***** Data to use
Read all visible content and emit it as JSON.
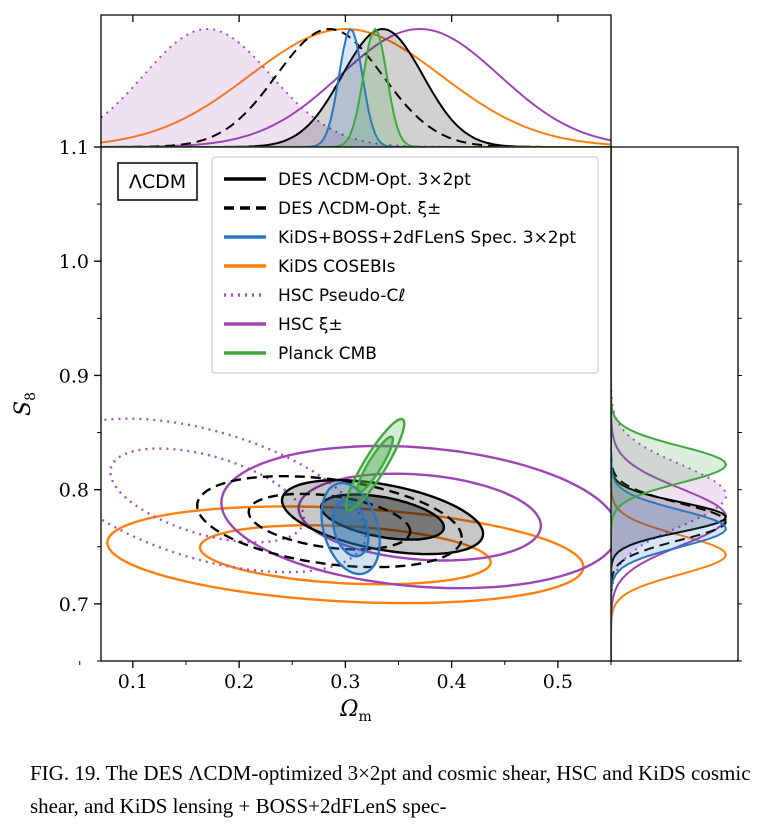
{
  "chart_data": {
    "type": "contour",
    "model_label": "ΛCDM",
    "xlabel": "Ω",
    "xlabel_sub": "m",
    "ylabel": "S",
    "ylabel_sub": "8",
    "xlim": [
      0.07,
      0.55
    ],
    "ylim": [
      0.65,
      1.1
    ],
    "x_ticks": [
      0.1,
      0.2,
      0.3,
      0.4,
      0.5
    ],
    "x_tick_labels": [
      "0.1",
      "0.2",
      "0.3",
      "0.4",
      "0.5"
    ],
    "y_ticks": [
      0.7,
      0.8,
      0.9,
      1.0,
      1.1
    ],
    "y_tick_labels": [
      "0.7",
      "0.8",
      "0.9",
      "1.0",
      "1.1"
    ],
    "legend_position": "top-right",
    "series": [
      {
        "name": "DES ΛCDM-Opt. 3×2pt",
        "color": "#000000",
        "style": "solid",
        "filled": true,
        "center": [
          0.335,
          0.776
        ],
        "sigma": [
          0.038,
          0.013
        ],
        "rho": -0.45
      },
      {
        "name": "DES ΛCDM-Opt. ξ±",
        "color": "#000000",
        "style": "dashed",
        "filled": false,
        "center": [
          0.285,
          0.772
        ],
        "sigma": [
          0.05,
          0.016
        ],
        "rho": -0.35
      },
      {
        "name": "KiDS+BOSS+2dFLenS Spec. 3×2pt",
        "color": "#2a77c0",
        "style": "solid",
        "filled": true,
        "center": [
          0.305,
          0.766
        ],
        "sigma": [
          0.011,
          0.016
        ],
        "rho": -0.3
      },
      {
        "name": "KiDS COSEBIs",
        "color": "#ff7f0e",
        "style": "solid",
        "filled": false,
        "center": [
          0.3,
          0.743
        ],
        "sigma": [
          0.09,
          0.017
        ],
        "rho": -0.25
      },
      {
        "name": "HSC Pseudo-Cℓ",
        "color": "#a552b8",
        "style": "dotted",
        "filled": false,
        "center": [
          0.17,
          0.795
        ],
        "sigma": [
          0.06,
          0.027
        ],
        "rho": -0.5
      },
      {
        "name": "HSC ξ±",
        "color": "#9b46b3",
        "style": "solid",
        "filled": false,
        "center": [
          0.37,
          0.776
        ],
        "sigma": [
          0.075,
          0.025
        ],
        "rho": -0.2
      },
      {
        "name": "Planck CMB",
        "color": "#3fa83f",
        "style": "solid",
        "filled": true,
        "center": [
          0.328,
          0.822
        ],
        "sigma": [
          0.011,
          0.016
        ],
        "rho": 0.9
      }
    ]
  },
  "caption": {
    "text": "FIG. 19. The DES ΛCDM-optimized 3×2pt and cosmic shear, HSC and KiDS cosmic shear, and KiDS lensing + BOSS+2dFLenS spec-"
  }
}
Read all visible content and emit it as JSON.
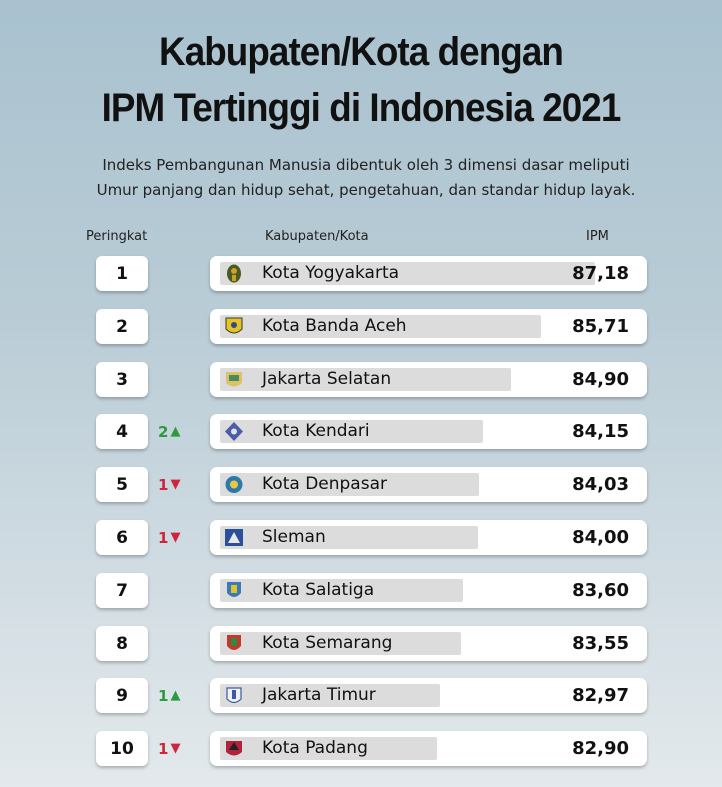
{
  "title_line1": "Kabupaten/Kota dengan",
  "title_line2": "IPM Tertinggi di Indonesia 2021",
  "subtitle_line1": "Indeks Pembangunan Manusia dibentuk oleh 3 dimensi dasar meliputi",
  "subtitle_line2": "Umur panjang dan hidup sehat, pengetahuan, dan standar hidup layak.",
  "colors": {
    "up": "#2e9a3e",
    "down": "#d0243a",
    "bar": "#dcdcdc"
  },
  "chart_data": {
    "type": "bar",
    "column_headers": {
      "rank": "Peringkat",
      "city": "Kabupaten/Kota",
      "value": "IPM"
    },
    "categories": [
      "Kota Yogyakarta",
      "Kota Banda Aceh",
      "Jakarta Selatan",
      "Kota Kendari",
      "Kota Denpasar",
      "Sleman",
      "Kota Salatiga",
      "Kota Semarang",
      "Jakarta Timur",
      "Kota Padang"
    ],
    "values": [
      87.18,
      85.71,
      84.9,
      84.15,
      84.03,
      84.0,
      83.6,
      83.55,
      82.97,
      82.9
    ],
    "value_labels": [
      "87,18",
      "85,71",
      "84,90",
      "84,15",
      "84,03",
      "84,00",
      "83,60",
      "83,55",
      "82,97",
      "82,90"
    ],
    "ranks": [
      "1",
      "2",
      "3",
      "4",
      "5",
      "6",
      "7",
      "8",
      "9",
      "10"
    ],
    "rank_changes": [
      null,
      null,
      null,
      {
        "amount": "2",
        "direction": "up"
      },
      {
        "amount": "1",
        "direction": "down"
      },
      {
        "amount": "1",
        "direction": "down"
      },
      null,
      null,
      {
        "amount": "1",
        "direction": "up"
      },
      {
        "amount": "1",
        "direction": "down"
      }
    ],
    "logo_icons": [
      "yogyakarta-emblem-icon",
      "banda-aceh-emblem-icon",
      "jakarta-selatan-emblem-icon",
      "kendari-emblem-icon",
      "denpasar-emblem-icon",
      "sleman-emblem-icon",
      "salatiga-emblem-icon",
      "semarang-emblem-icon",
      "jakarta-timur-emblem-icon",
      "padang-emblem-icon"
    ]
  }
}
**********
:: Exercise brief ::
Every line in the data that holds "name" should be copied out.

:: Solved exercise ::
        "name": "DES ΛCDM-Opt. 3×2pt",
        "name": "DES ΛCDM-Opt. ξ±",
        "name": "KiDS+BOSS+2dFLenS Spec. 3×2pt",
        "name": "KiDS COSEBIs",
        "name": "HSC Pseudo-Cℓ",
        "name": "HSC ξ±",
        "name": "Planck CMB",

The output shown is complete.